▶ [AIM]:
Please list all lines of the material below in which the string "document" occurs.

··········

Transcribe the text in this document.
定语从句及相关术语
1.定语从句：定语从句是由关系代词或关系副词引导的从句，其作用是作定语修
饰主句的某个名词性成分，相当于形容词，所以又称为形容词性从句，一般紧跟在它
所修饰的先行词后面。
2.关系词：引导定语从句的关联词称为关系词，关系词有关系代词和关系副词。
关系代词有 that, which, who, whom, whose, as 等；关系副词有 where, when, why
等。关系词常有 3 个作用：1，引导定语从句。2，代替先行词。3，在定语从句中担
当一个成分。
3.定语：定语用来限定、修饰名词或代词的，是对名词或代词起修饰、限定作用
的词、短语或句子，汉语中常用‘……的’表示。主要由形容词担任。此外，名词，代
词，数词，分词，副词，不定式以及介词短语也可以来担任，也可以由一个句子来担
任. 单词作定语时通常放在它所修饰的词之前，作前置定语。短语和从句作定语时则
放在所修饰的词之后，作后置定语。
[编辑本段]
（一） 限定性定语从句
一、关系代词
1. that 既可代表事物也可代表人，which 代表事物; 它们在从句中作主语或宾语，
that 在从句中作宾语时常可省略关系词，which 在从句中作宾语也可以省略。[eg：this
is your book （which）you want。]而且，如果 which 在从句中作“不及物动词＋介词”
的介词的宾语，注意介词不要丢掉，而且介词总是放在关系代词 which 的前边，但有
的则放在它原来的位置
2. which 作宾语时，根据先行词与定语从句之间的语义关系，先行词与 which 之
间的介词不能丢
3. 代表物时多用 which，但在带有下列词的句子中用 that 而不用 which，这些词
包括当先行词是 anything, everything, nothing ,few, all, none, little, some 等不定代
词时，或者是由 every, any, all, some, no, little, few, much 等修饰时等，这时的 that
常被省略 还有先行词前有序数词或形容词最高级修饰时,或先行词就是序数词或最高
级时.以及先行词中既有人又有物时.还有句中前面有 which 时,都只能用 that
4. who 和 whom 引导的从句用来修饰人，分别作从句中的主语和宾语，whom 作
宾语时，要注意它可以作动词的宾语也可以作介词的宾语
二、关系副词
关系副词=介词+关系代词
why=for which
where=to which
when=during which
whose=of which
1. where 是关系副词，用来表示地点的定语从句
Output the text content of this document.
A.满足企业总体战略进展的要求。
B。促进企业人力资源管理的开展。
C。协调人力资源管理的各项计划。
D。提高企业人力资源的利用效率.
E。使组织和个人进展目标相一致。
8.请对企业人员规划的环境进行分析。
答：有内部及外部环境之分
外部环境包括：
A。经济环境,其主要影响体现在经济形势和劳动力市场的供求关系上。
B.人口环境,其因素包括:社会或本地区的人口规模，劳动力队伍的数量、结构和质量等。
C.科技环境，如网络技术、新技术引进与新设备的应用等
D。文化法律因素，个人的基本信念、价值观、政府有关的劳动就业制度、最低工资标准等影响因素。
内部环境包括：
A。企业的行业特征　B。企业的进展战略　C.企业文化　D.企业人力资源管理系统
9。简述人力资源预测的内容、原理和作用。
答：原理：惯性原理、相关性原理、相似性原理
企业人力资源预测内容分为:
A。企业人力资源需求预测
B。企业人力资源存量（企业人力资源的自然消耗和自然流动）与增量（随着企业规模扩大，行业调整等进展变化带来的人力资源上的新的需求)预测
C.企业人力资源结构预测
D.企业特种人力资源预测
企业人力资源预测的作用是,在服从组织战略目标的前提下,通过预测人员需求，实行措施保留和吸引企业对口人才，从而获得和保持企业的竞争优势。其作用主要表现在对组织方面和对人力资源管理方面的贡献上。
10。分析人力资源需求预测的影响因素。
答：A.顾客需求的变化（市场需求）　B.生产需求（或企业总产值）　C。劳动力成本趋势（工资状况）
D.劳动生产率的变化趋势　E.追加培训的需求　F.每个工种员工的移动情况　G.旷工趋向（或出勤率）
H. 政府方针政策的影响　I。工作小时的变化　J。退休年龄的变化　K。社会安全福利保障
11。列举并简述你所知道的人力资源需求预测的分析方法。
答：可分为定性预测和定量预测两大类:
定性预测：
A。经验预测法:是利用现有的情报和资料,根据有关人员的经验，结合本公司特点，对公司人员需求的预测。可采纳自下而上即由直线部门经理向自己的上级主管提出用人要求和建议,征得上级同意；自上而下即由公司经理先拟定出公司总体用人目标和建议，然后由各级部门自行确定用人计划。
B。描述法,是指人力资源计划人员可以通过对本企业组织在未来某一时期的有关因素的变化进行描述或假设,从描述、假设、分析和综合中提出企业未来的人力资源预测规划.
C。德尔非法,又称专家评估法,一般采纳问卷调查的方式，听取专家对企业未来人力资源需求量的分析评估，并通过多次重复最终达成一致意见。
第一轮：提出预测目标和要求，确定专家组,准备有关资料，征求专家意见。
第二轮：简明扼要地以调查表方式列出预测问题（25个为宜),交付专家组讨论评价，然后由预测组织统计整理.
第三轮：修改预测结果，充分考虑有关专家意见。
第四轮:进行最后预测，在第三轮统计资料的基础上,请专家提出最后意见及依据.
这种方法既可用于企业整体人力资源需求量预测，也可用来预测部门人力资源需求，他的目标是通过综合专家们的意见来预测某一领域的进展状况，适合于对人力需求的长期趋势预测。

··········

▶ [PROBLEM SOLUTION]:
Transcribe the text in this document.
Output the text content of this document.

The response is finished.